• **WHAT NEEDS TO BE DONE**: Locate the word "broiled" in the material, then show every line that holds it.

• **RECORDED INFORMATION**:
▬▬▬▬▬▬
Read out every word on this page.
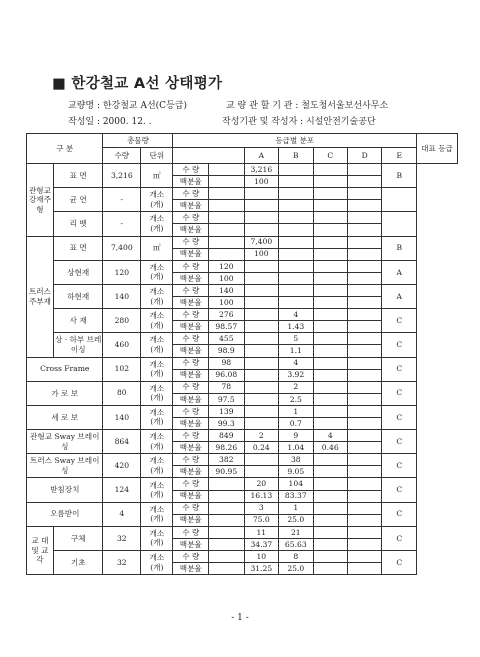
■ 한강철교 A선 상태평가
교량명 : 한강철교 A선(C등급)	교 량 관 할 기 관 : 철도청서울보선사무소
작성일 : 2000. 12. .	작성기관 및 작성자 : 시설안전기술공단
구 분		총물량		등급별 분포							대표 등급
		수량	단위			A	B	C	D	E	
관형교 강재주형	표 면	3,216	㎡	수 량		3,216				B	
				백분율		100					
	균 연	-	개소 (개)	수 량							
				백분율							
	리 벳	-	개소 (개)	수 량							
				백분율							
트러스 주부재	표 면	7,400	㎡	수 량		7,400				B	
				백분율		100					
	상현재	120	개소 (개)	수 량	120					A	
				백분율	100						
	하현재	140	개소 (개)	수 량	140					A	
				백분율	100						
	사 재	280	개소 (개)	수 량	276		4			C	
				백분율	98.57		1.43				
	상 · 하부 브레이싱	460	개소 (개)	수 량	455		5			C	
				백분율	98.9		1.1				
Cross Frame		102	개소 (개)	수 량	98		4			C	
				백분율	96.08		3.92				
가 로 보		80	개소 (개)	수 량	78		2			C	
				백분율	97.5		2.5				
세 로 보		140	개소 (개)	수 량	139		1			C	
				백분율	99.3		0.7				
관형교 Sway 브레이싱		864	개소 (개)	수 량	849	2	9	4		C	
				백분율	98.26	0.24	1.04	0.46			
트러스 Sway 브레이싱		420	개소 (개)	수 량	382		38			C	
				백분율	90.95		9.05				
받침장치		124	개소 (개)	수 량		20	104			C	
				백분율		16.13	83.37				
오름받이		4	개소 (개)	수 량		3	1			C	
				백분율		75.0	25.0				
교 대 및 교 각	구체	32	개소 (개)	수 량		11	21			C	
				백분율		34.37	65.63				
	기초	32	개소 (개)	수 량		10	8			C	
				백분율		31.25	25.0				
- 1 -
▬▬▬▬▬▬
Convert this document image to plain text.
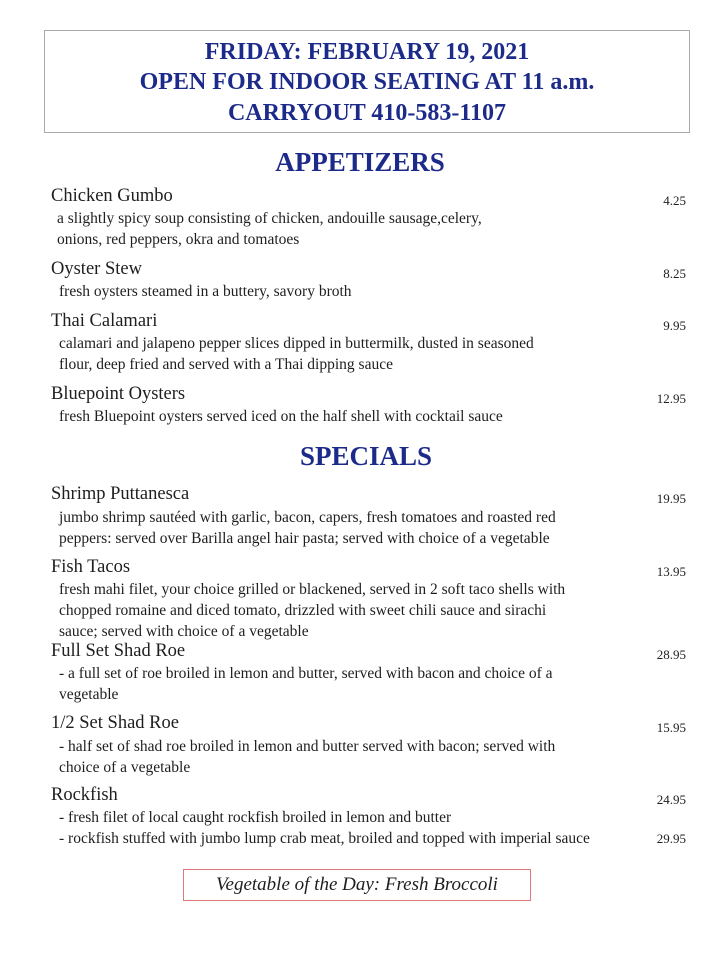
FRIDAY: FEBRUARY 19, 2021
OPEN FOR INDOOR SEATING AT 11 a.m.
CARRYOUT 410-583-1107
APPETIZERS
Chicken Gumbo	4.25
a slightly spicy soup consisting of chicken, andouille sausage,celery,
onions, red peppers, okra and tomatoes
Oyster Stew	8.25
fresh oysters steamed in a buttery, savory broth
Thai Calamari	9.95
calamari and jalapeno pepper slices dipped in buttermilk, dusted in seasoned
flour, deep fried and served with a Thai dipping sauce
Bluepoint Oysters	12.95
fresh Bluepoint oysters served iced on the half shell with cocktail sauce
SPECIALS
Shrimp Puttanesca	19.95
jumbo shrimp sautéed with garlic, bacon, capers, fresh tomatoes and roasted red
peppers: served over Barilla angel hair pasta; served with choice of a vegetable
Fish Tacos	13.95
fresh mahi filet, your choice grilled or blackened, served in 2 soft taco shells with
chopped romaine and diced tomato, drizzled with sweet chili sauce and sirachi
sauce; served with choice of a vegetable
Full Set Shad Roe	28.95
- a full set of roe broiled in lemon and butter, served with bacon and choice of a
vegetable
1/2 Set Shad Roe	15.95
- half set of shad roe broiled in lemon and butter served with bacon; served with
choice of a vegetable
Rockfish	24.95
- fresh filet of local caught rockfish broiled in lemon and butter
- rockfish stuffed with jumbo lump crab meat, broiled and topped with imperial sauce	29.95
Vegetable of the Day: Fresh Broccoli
▬▬▬▬▬▬
• **RESPONSE FOR THIS EXERCISE**:
- a full set of roe broiled in lemon and butter, served with bacon and choice of a
- half set of shad roe broiled in lemon and butter served with bacon; served with
- fresh filet of local caught rockfish broiled in lemon and butter
- rockfish stuffed with jumbo lump crab meat, broiled and topped with imperial sauce	29.95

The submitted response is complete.